EXERCISE PROMPT: Copy each line of the listing below exactly.

Collected data:
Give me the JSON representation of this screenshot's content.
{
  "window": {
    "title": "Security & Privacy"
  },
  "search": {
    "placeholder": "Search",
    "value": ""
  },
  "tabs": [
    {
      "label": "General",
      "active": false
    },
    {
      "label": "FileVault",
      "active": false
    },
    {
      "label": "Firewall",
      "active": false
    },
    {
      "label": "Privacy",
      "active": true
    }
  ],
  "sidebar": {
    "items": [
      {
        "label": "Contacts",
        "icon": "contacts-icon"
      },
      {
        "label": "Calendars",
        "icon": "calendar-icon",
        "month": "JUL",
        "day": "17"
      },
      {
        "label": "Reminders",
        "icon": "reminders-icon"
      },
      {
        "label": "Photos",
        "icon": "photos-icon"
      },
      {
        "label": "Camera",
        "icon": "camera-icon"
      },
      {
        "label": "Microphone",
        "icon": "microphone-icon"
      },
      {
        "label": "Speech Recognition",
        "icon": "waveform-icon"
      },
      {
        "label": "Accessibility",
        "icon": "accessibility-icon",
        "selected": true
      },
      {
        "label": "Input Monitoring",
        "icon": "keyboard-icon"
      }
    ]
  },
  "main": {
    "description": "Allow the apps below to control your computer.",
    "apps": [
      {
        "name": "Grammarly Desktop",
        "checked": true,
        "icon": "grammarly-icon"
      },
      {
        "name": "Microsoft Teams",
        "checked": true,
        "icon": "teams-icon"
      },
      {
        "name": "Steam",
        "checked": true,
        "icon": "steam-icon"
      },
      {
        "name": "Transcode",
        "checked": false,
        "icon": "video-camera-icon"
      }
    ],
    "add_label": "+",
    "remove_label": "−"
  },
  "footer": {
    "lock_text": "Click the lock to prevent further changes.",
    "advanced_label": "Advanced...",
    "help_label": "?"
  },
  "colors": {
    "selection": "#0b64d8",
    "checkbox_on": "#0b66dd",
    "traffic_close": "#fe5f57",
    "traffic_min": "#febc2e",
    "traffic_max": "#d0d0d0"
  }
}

WRITTEN SOLUTION:
Give me the JSON representation of this screenshot's content.
{
  "window": {
    "title": "Security & Privacy"
  },
  "search": {
    "placeholder": "Search",
    "value": ""
  },
  "tabs": [
    {
      "label": "General",
      "active": false
    },
    {
      "label": "FileVault",
      "active": false
    },
    {
      "label": "Firewall",
      "active": false
    },
    {
      "label": "Privacy",
      "active": true
    }
  ],
  "sidebar": {
    "items": [
      {
        "label": "Contacts",
        "icon": "contacts-icon"
      },
      {
        "label": "Calendars",
        "icon": "calendar-icon",
        "month": "JUL",
        "day": "17"
      },
      {
        "label": "Reminders",
        "icon": "reminders-icon"
      },
      {
        "label": "Photos",
        "icon": "photos-icon"
      },
      {
        "label": "Camera",
        "icon": "camera-icon"
      },
      {
        "label": "Microphone",
        "icon": "microphone-icon"
      },
      {
        "label": "Speech Recognition",
        "icon": "waveform-icon"
      },
      {
        "label": "Accessibility",
        "icon": "accessibility-icon",
        "selected": true
      },
      {
        "label": "Input Monitoring",
        "icon": "keyboard-icon"
      }
    ]
  },
  "main": {
    "description": "Allow the apps below to control your computer.",
    "apps": [
      {
        "name": "Grammarly Desktop",
        "checked": true,
        "icon": "grammarly-icon"
      },
      {
        "name": "Microsoft Teams",
        "checked": true,
        "icon": "teams-icon"
      },
      {
        "name": "Steam",
        "checked": true,
        "icon": "steam-icon"
      },
      {
        "name": "Transcode",
        "checked": false,
        "icon": "video-camera-icon"
      }
    ],
    "add_label": "+",
    "remove_label": "−"
  },
  "footer": {
    "lock_text": "Click the lock to prevent further changes.",
    "advanced_label": "Advanced...",
    "help_label": "?"
  },
  "colors": {
    "selection": "#0b64d8",
    "checkbox_on": "#0b66dd",
    "traffic_close": "#fe5f57",
    "traffic_min": "#febc2e",
    "traffic_max": "#d0d0d0"
  }
}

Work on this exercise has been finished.